**Records for processing**

#####

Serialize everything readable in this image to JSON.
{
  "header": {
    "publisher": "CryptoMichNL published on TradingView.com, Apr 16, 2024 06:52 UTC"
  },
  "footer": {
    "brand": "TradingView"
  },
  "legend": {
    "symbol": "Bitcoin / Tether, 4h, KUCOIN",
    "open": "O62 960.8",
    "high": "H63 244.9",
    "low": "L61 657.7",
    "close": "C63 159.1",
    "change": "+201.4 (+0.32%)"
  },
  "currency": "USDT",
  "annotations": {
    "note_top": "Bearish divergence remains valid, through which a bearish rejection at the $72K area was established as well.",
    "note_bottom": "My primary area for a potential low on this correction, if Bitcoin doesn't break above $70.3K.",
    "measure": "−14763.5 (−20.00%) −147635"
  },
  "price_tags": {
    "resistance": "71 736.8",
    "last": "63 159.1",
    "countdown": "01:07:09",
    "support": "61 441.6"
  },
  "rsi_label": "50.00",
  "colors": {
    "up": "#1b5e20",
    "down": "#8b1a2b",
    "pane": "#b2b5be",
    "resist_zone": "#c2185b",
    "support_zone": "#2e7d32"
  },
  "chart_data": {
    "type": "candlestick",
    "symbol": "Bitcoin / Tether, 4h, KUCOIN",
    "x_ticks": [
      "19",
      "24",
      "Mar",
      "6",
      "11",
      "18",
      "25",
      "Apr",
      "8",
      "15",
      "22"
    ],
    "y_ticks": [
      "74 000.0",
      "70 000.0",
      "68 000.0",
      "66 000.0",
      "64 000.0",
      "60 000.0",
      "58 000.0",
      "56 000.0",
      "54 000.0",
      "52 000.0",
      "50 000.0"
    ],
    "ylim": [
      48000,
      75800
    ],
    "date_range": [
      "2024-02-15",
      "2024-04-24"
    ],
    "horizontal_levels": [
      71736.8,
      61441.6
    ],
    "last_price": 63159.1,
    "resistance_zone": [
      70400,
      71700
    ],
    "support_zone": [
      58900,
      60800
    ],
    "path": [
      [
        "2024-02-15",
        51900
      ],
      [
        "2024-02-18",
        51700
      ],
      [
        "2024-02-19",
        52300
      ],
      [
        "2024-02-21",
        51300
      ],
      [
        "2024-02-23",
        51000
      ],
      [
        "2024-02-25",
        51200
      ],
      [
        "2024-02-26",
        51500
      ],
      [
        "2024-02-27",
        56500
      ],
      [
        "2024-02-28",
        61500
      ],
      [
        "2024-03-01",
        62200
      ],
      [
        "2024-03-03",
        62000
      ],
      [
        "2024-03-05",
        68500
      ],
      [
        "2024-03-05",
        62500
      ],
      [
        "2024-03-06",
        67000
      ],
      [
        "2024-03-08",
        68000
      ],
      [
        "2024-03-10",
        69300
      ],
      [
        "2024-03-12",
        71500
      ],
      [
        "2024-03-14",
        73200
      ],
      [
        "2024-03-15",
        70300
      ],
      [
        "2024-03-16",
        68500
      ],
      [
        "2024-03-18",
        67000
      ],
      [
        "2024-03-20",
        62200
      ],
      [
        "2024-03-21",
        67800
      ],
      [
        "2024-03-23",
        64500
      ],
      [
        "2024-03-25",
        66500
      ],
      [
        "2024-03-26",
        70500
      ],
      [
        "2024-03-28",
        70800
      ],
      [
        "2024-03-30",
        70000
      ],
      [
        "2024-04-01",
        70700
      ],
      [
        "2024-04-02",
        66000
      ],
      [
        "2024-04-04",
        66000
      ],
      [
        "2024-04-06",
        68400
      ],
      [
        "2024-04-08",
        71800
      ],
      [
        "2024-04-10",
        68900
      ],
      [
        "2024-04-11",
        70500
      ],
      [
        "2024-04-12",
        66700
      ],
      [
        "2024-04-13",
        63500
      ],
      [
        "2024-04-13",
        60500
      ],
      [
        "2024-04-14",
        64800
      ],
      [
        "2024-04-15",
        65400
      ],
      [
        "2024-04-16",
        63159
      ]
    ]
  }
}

#####

**Directive**
Nothing should be left out: return all of the records exactly.

**Reply**
Serialize everything readable in this image to JSON.
{
  "header": {
    "publisher": "CryptoMichNL published on TradingView.com, Apr 16, 2024 06:52 UTC"
  },
  "footer": {
    "brand": "TradingView"
  },
  "legend": {
    "symbol": "Bitcoin / Tether, 4h, KUCOIN",
    "open": "O62 960.8",
    "high": "H63 244.9",
    "low": "L61 657.7",
    "close": "C63 159.1",
    "change": "+201.4 (+0.32%)"
  },
  "currency": "USDT",
  "annotations": {
    "note_top": "Bearish divergence remains valid, through which a bearish rejection at the $72K area was established as well.",
    "note_bottom": "My primary area for a potential low on this correction, if Bitcoin doesn't break above $70.3K.",
    "measure": "−14763.5 (−20.00%) −147635"
  },
  "price_tags": {
    "resistance": "71 736.8",
    "last": "63 159.1",
    "countdown": "01:07:09",
    "support": "61 441.6"
  },
  "rsi_label": "50.00",
  "colors": {
    "up": "#1b5e20",
    "down": "#8b1a2b",
    "pane": "#b2b5be",
    "resist_zone": "#c2185b",
    "support_zone": "#2e7d32"
  },
  "chart_data": {
    "type": "candlestick",
    "symbol": "Bitcoin / Tether, 4h, KUCOIN",
    "x_ticks": [
      "19",
      "24",
      "Mar",
      "6",
      "11",
      "18",
      "25",
      "Apr",
      "8",
      "15",
      "22"
    ],
    "y_ticks": [
      "74 000.0",
      "70 000.0",
      "68 000.0",
      "66 000.0",
      "64 000.0",
      "60 000.0",
      "58 000.0",
      "56 000.0",
      "54 000.0",
      "52 000.0",
      "50 000.0"
    ],
    "ylim": [
      48000,
      75800
    ],
    "date_range": [
      "2024-02-15",
      "2024-04-24"
    ],
    "horizontal_levels": [
      71736.8,
      61441.6
    ],
    "last_price": 63159.1,
    "resistance_zone": [
      70400,
      71700
    ],
    "support_zone": [
      58900,
      60800
    ],
    "path": [
      [
        "2024-02-15",
        51900
      ],
      [
        "2024-02-18",
        51700
      ],
      [
        "2024-02-19",
        52300
      ],
      [
        "2024-02-21",
        51300
      ],
      [
        "2024-02-23",
        51000
      ],
      [
        "2024-02-25",
        51200
      ],
      [
        "2024-02-26",
        51500
      ],
      [
        "2024-02-27",
        56500
      ],
      [
        "2024-02-28",
        61500
      ],
      [
        "2024-03-01",
        62200
      ],
      [
        "2024-03-03",
        62000
      ],
      [
        "2024-03-05",
        68500
      ],
      [
        "2024-03-05",
        62500
      ],
      [
        "2024-03-06",
        67000
      ],
      [
        "2024-03-08",
        68000
      ],
      [
        "2024-03-10",
        69300
      ],
      [
        "2024-03-12",
        71500
      ],
      [
        "2024-03-14",
        73200
      ],
      [
        "2024-03-15",
        70300
      ],
      [
        "2024-03-16",
        68500
      ],
      [
        "2024-03-18",
        67000
      ],
      [
        "2024-03-20",
        62200
      ],
      [
        "2024-03-21",
        67800
      ],
      [
        "2024-03-23",
        64500
      ],
      [
        "2024-03-25",
        66500
      ],
      [
        "2024-03-26",
        70500
      ],
      [
        "2024-03-28",
        70800
      ],
      [
        "2024-03-30",
        70000
      ],
      [
        "2024-04-01",
        70700
      ],
      [
        "2024-04-02",
        66000
      ],
      [
        "2024-04-04",
        66000
      ],
      [
        "2024-04-06",
        68400
      ],
      [
        "2024-04-08",
        71800
      ],
      [
        "2024-04-10",
        68900
      ],
      [
        "2024-04-11",
        70500
      ],
      [
        "2024-04-12",
        66700
      ],
      [
        "2024-04-13",
        63500
      ],
      [
        "2024-04-13",
        60500
      ],
      [
        "2024-04-14",
        64800
      ],
      [
        "2024-04-15",
        65400
      ],
      [
        "2024-04-16",
        63159
      ]
    ]
  }
}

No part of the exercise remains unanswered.